» **Task to carry out**
Every record should be copied exactly, except that pictures are to be omitted.

» **Records from a dataset**
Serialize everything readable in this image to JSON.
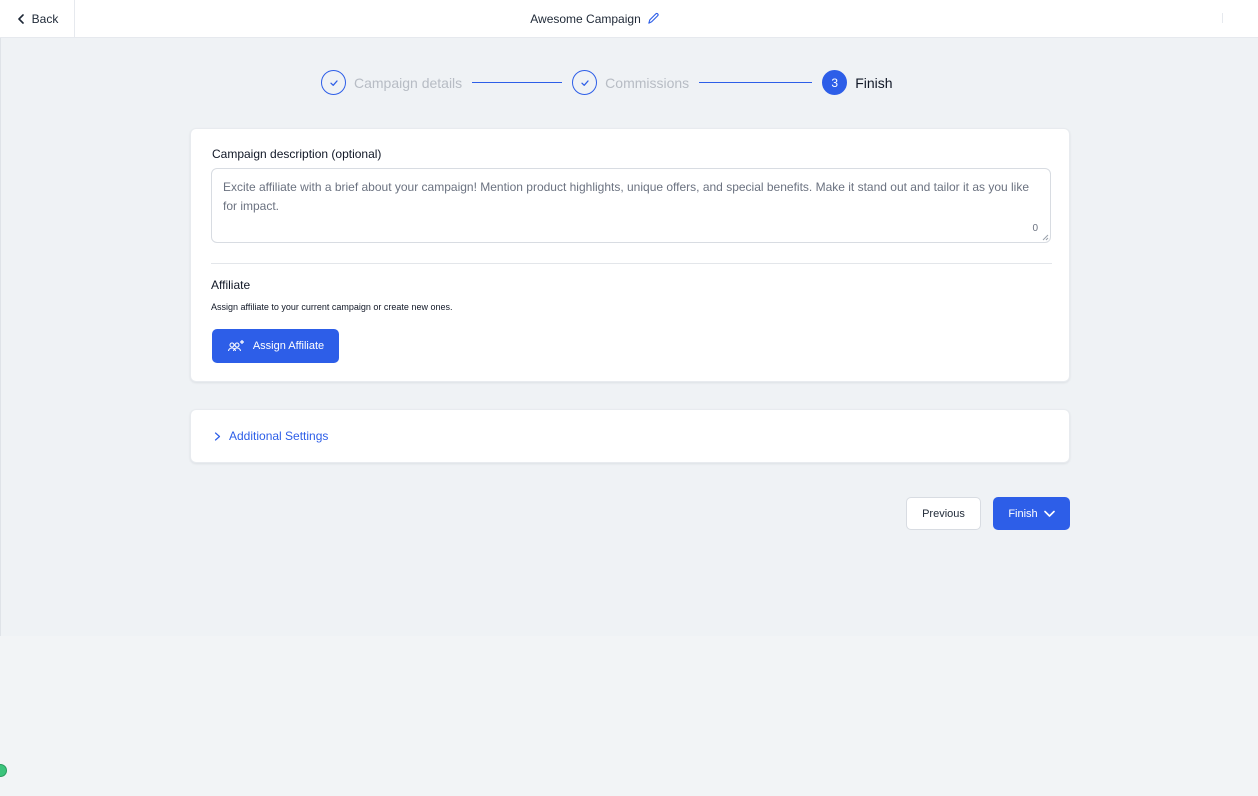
{
  "header": {
    "back_label": "Back",
    "campaign_title": "Awesome Campaign"
  },
  "stepper": {
    "steps": [
      {
        "label": "Campaign details",
        "state": "complete"
      },
      {
        "label": "Commissions",
        "state": "complete"
      },
      {
        "number": "3",
        "label": "Finish",
        "state": "active"
      }
    ]
  },
  "description": {
    "label": "Campaign description (optional)",
    "placeholder": "Excite affiliate with a brief about your campaign! Mention product highlights, unique offers, and special benefits. Make it stand out and tailor it as you like for impact.",
    "value": "",
    "char_count": "0"
  },
  "affiliate": {
    "title": "Affiliate",
    "subtitle": "Assign affiliate to your current campaign or create new ones.",
    "assign_label": "Assign Affiliate"
  },
  "settings": {
    "toggle_label": "Additional Settings"
  },
  "footer": {
    "previous_label": "Previous",
    "finish_label": "Finish"
  },
  "colors": {
    "accent": "#2d5ee8",
    "background": "#eff2f5",
    "muted_text": "#b7bcc4",
    "status_dot": "#3cc47c"
  }
}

» **Exercise result**
Serialize everything readable in this image to JSON.
{
  "header": {
    "back_label": "Back",
    "campaign_title": "Awesome Campaign"
  },
  "stepper": {
    "steps": [
      {
        "label": "Campaign details",
        "state": "complete"
      },
      {
        "label": "Commissions",
        "state": "complete"
      },
      {
        "number": "3",
        "label": "Finish",
        "state": "active"
      }
    ]
  },
  "description": {
    "label": "Campaign description (optional)",
    "placeholder": "Excite affiliate with a brief about your campaign! Mention product highlights, unique offers, and special benefits. Make it stand out and tailor it as you like for impact.",
    "value": "",
    "char_count": "0"
  },
  "affiliate": {
    "title": "Affiliate",
    "subtitle": "Assign affiliate to your current campaign or create new ones.",
    "assign_label": "Assign Affiliate"
  },
  "settings": {
    "toggle_label": "Additional Settings"
  },
  "footer": {
    "previous_label": "Previous",
    "finish_label": "Finish"
  },
  "colors": {
    "accent": "#2d5ee8",
    "background": "#eff2f5",
    "muted_text": "#b7bcc4",
    "status_dot": "#3cc47c"
  }
}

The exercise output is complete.